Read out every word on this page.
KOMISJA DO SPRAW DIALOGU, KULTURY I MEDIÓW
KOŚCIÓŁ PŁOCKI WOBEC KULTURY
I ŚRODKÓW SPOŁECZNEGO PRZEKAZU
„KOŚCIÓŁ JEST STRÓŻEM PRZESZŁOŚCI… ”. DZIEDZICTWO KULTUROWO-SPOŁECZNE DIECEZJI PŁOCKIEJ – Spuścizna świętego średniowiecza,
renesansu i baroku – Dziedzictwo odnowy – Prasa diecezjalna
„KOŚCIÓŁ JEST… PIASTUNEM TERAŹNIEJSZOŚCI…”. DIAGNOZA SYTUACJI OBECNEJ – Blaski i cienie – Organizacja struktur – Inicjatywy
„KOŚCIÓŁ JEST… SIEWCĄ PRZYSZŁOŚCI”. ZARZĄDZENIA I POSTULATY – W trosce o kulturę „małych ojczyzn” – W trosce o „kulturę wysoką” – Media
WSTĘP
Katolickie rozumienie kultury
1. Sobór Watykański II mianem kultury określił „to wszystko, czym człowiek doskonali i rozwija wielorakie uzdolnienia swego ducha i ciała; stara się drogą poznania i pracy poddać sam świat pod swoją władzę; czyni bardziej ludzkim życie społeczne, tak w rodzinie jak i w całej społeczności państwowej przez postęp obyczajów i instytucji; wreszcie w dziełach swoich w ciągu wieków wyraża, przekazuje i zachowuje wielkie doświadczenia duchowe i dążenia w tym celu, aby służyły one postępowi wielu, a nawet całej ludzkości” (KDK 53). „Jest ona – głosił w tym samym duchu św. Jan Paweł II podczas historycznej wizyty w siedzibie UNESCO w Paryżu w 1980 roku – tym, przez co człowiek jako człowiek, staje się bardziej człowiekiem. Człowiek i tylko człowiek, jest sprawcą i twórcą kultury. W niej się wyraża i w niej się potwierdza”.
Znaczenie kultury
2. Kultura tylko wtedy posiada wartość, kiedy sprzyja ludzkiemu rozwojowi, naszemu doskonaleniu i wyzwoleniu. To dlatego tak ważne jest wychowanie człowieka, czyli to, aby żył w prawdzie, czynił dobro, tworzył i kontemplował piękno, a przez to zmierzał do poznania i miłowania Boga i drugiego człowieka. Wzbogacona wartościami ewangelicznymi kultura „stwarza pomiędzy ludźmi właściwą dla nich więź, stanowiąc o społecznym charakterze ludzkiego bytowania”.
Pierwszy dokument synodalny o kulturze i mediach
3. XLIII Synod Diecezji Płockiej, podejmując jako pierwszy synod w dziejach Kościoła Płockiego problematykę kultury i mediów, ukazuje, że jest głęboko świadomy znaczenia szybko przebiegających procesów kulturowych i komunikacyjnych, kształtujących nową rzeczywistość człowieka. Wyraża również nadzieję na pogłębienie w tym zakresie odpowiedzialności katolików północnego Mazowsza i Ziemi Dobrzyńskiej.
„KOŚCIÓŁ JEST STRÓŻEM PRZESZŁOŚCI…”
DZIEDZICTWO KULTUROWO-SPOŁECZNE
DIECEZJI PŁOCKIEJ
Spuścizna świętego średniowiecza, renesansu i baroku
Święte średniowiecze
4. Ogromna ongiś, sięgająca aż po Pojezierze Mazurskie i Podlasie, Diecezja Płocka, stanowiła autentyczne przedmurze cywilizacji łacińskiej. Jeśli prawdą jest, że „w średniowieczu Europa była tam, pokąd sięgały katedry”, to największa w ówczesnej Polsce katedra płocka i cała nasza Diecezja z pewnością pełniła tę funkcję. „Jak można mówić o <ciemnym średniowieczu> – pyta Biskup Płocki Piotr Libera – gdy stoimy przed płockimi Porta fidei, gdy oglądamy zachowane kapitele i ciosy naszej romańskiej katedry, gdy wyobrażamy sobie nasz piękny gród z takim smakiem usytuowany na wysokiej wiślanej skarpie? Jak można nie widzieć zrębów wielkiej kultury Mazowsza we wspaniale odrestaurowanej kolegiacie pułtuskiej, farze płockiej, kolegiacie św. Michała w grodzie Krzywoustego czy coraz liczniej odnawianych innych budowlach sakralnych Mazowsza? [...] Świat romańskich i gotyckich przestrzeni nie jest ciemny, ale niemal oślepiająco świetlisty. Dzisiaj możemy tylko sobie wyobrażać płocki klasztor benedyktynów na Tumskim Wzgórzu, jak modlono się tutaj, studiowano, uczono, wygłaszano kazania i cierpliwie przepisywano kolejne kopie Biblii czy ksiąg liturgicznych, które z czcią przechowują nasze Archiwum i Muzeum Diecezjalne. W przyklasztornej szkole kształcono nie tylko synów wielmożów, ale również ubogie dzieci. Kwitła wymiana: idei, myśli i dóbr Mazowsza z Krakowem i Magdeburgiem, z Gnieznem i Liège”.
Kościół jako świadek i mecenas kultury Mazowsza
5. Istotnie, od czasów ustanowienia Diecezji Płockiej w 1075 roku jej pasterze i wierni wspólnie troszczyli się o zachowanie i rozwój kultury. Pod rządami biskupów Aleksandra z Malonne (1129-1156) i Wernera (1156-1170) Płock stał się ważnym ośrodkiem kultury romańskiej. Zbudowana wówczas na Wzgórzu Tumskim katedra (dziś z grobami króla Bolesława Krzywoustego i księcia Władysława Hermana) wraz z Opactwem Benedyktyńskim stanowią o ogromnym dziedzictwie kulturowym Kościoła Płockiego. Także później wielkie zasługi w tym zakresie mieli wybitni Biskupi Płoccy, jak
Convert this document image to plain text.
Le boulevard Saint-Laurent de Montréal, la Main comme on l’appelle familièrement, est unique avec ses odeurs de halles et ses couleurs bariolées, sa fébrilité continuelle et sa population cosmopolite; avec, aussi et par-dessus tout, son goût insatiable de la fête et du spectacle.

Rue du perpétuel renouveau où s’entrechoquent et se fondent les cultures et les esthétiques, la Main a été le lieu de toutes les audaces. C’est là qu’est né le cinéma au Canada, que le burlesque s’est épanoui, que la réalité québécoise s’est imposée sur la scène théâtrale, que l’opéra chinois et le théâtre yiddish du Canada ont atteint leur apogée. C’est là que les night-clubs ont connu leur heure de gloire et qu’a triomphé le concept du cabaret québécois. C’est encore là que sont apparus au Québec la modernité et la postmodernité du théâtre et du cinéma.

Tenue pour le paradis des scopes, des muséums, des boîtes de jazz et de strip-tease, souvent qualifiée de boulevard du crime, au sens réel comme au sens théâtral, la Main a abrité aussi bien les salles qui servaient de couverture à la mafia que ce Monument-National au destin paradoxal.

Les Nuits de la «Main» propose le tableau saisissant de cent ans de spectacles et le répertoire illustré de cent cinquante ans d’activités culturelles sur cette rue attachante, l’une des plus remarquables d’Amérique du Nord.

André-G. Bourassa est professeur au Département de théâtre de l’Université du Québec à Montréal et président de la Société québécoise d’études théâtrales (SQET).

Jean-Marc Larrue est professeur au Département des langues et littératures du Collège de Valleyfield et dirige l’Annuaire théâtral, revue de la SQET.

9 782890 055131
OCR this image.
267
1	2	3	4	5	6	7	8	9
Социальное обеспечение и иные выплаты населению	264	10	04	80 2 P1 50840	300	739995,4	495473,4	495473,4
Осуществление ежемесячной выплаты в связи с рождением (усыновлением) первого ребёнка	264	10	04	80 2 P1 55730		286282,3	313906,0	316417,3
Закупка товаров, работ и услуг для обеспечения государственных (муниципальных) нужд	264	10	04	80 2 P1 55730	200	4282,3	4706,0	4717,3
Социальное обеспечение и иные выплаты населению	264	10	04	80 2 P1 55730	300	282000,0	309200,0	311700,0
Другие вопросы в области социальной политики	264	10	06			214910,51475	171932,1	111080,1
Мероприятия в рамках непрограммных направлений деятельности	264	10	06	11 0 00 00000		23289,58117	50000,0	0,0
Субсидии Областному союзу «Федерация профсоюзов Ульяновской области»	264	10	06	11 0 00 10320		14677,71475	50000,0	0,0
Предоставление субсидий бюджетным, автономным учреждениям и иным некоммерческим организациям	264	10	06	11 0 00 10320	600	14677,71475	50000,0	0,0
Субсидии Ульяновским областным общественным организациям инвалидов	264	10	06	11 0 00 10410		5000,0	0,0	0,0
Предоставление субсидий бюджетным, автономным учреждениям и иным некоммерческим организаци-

WHAT YOU NEED TO DO:
Locate all lines in the listing above with the word "średniowiecza" and copy them.

EXPECTED OUTPUT:
„KOŚCIÓŁ JEST STRÓŻEM PRZESZŁOŚCI… ”. DZIEDZICTWO KULTUROWO-SPOŁECZNE DIECEZJI PŁOCKIEJ – Spuścizna świętego średniowiecza,
Spuścizna świętego średniowiecza, renesansu i baroku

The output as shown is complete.